▶ [The records]:
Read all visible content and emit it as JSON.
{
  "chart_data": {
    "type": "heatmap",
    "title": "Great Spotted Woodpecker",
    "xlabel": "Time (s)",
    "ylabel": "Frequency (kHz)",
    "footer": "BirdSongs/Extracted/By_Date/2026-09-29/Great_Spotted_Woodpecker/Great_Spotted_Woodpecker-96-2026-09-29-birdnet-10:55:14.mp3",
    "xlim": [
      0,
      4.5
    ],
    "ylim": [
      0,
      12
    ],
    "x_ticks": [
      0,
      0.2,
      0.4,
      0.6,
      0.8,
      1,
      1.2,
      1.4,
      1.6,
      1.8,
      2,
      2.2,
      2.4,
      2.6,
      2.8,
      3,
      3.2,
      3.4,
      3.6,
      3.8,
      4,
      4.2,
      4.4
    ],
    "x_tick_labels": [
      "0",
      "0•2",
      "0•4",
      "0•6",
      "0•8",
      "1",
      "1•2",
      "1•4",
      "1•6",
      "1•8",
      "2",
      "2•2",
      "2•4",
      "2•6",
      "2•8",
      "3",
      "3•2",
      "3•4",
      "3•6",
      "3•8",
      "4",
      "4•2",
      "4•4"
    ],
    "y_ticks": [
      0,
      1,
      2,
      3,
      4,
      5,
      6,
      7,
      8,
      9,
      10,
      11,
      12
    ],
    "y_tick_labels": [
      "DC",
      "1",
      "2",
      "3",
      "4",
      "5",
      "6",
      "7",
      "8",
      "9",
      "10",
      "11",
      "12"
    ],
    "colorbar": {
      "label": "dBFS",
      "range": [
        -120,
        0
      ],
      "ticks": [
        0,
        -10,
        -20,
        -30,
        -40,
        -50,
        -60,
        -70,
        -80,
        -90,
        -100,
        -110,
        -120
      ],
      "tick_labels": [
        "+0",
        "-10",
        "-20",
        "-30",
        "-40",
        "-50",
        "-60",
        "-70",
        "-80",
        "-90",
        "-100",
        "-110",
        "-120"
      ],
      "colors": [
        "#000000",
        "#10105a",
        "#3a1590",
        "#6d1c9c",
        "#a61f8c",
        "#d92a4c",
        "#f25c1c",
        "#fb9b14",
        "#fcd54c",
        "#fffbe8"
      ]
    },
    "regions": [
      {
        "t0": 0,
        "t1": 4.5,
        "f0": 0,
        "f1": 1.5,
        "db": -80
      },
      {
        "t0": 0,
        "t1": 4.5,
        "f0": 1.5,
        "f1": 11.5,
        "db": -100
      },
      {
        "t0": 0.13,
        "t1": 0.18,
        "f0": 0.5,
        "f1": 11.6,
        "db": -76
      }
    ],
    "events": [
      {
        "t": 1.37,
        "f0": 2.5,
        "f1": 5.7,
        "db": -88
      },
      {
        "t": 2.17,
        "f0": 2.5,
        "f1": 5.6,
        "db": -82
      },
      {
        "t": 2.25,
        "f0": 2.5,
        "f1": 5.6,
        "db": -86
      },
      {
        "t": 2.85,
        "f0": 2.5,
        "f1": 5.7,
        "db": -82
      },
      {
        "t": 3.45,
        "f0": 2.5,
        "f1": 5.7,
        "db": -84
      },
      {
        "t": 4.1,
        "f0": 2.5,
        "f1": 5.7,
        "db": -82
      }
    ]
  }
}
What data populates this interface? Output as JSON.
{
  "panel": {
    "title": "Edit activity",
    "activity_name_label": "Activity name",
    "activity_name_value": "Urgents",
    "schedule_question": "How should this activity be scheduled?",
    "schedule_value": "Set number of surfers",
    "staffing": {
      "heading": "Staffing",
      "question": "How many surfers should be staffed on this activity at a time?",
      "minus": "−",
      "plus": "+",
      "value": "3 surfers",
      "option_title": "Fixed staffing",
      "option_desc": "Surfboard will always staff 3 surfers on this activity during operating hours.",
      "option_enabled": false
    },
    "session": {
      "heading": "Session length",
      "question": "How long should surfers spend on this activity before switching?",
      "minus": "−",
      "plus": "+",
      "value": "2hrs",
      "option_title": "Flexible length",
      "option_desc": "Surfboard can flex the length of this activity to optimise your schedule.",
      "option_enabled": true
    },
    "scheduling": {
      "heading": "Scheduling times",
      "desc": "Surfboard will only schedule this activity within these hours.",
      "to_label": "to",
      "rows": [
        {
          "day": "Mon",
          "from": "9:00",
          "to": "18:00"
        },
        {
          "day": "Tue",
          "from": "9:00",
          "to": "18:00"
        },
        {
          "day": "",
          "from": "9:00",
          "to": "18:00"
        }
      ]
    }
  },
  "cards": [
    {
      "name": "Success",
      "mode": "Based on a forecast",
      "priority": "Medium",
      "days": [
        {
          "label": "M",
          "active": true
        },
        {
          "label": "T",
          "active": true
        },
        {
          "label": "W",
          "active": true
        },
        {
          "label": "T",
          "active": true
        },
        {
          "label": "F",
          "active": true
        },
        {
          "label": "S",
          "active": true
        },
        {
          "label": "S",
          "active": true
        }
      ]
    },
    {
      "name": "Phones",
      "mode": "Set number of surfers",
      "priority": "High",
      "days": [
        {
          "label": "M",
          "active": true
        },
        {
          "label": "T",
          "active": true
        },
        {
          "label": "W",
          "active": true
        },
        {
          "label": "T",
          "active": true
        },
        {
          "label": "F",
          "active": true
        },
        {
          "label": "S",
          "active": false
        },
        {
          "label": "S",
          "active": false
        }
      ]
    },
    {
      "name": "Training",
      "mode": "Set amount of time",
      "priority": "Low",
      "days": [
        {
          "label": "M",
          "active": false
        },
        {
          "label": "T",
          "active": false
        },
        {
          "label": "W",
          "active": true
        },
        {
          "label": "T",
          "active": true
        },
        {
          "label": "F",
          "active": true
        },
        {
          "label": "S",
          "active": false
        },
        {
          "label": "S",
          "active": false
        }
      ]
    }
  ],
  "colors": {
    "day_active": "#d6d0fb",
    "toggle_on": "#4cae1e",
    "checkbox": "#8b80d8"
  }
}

▶ [What to produce]:
Gather each line from the entries above that includes the word "priority".

▶ [Task answer]:
      "priority": "Medium",
      "priority": "High",
      "priority": "Low",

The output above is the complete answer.